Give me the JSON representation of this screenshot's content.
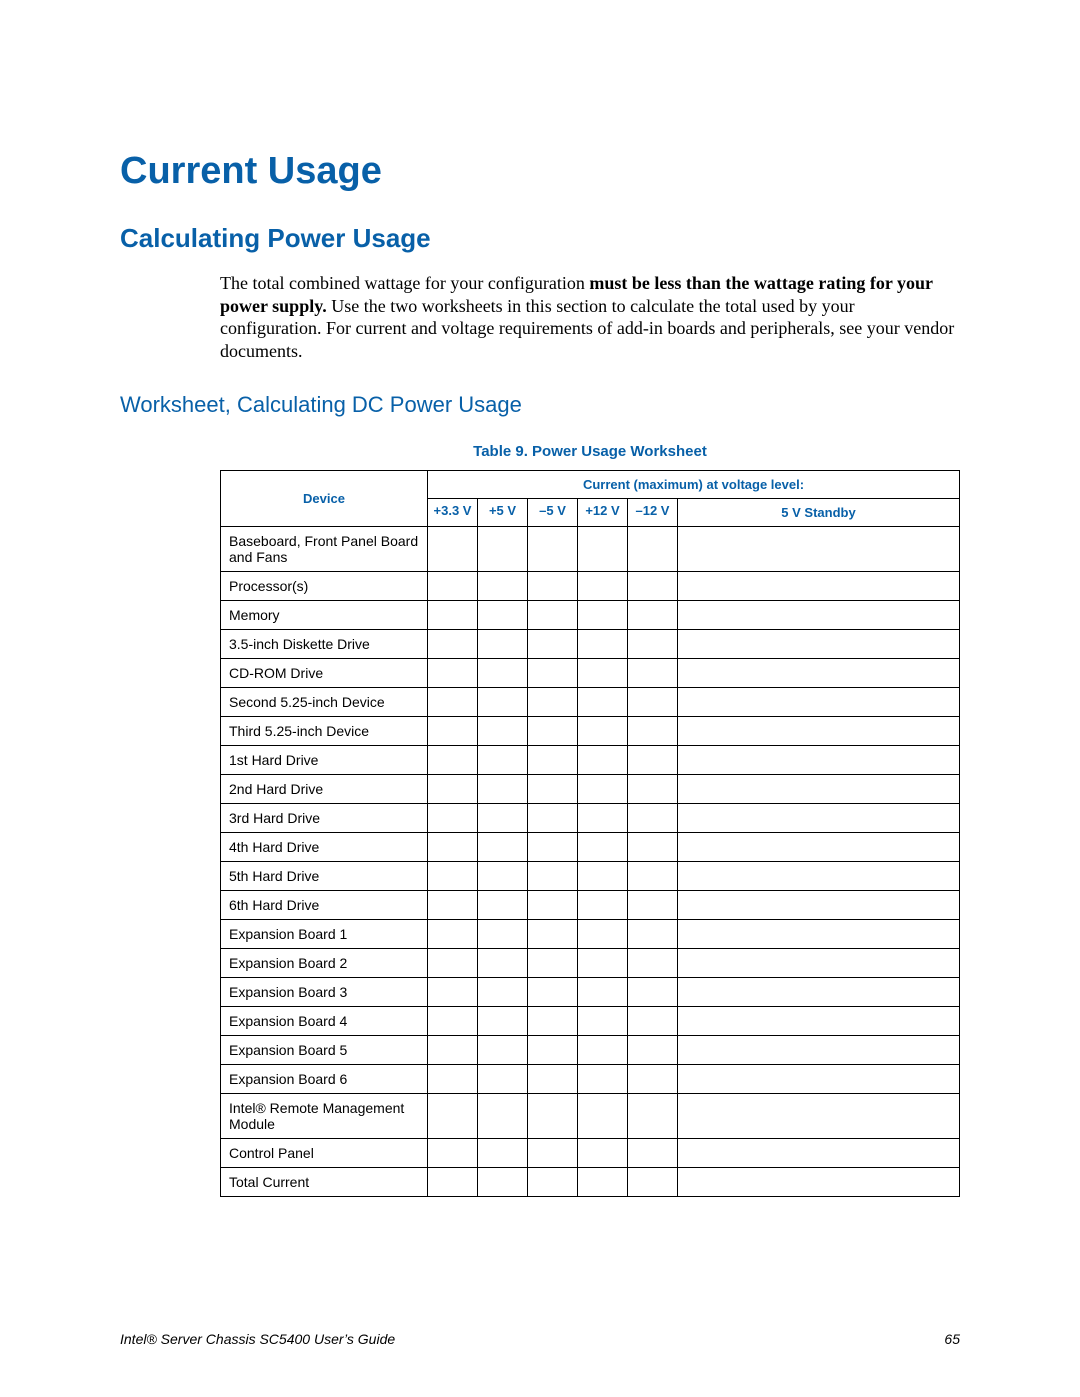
{
  "title": "Current Usage",
  "section": "Calculating Power Usage",
  "body_pre": "The total combined wattage for your configuration ",
  "body_bold": "must be less than the wattage rating for your power supply.",
  "body_post": " Use the two worksheets in this section to calculate the total used by your configuration. For current and voltage requirements of add-in boards and peripherals, see your vendor documents.",
  "worksheet_heading": "Worksheet, Calculating DC Power Usage",
  "table_caption": "Table 9. Power Usage Worksheet",
  "headers": {
    "group": "Current (maximum) at voltage level:",
    "device": "Device",
    "c1": "+3.3 V",
    "c2": "+5 V",
    "c3": "–5 V",
    "c4": "+12 V",
    "c5": "–12 V",
    "c6": "5 V Standby"
  },
  "rows": [
    "Baseboard, Front Panel Board and Fans",
    "Processor(s)",
    "Memory",
    "3.5-inch Diskette Drive",
    "CD-ROM Drive",
    "Second 5.25-inch Device",
    "Third 5.25-inch Device",
    "1st Hard Drive",
    "2nd Hard Drive",
    "3rd Hard Drive",
    "4th Hard Drive",
    "5th Hard Drive",
    "6th Hard Drive",
    "Expansion Board 1",
    "Expansion Board 2",
    "Expansion Board 3",
    "Expansion Board 4",
    "Expansion Board 5",
    "Expansion Board 6",
    "Intel® Remote Management Module",
    "Control Panel",
    "Total Current"
  ],
  "footer_left": "Intel® Server Chassis SC5400 User’s Guide",
  "footer_right": "65"
}
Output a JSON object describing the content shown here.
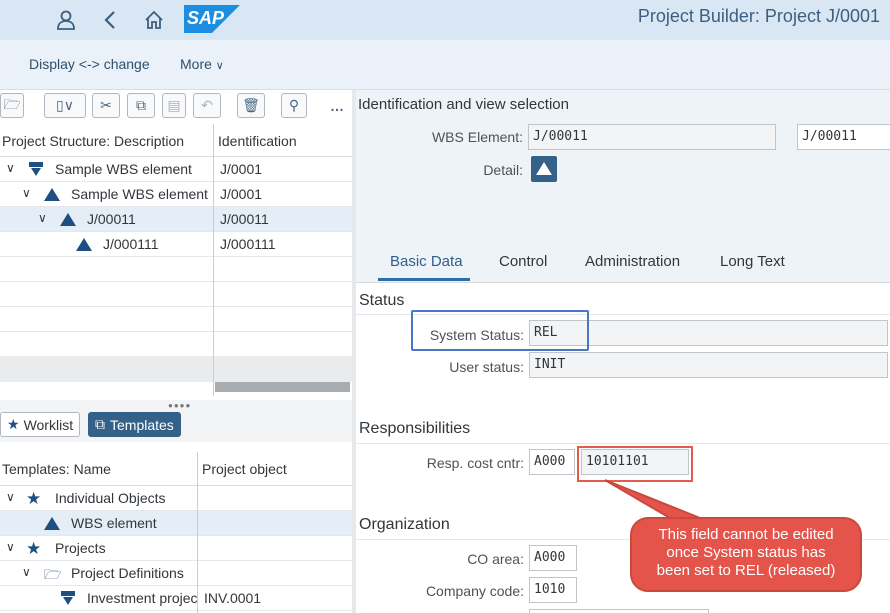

###

> _PROBLEM TO SOLVE_
Respond with the number of lines containing "Panel" and no additional words.

> _FINISHED TASK_
2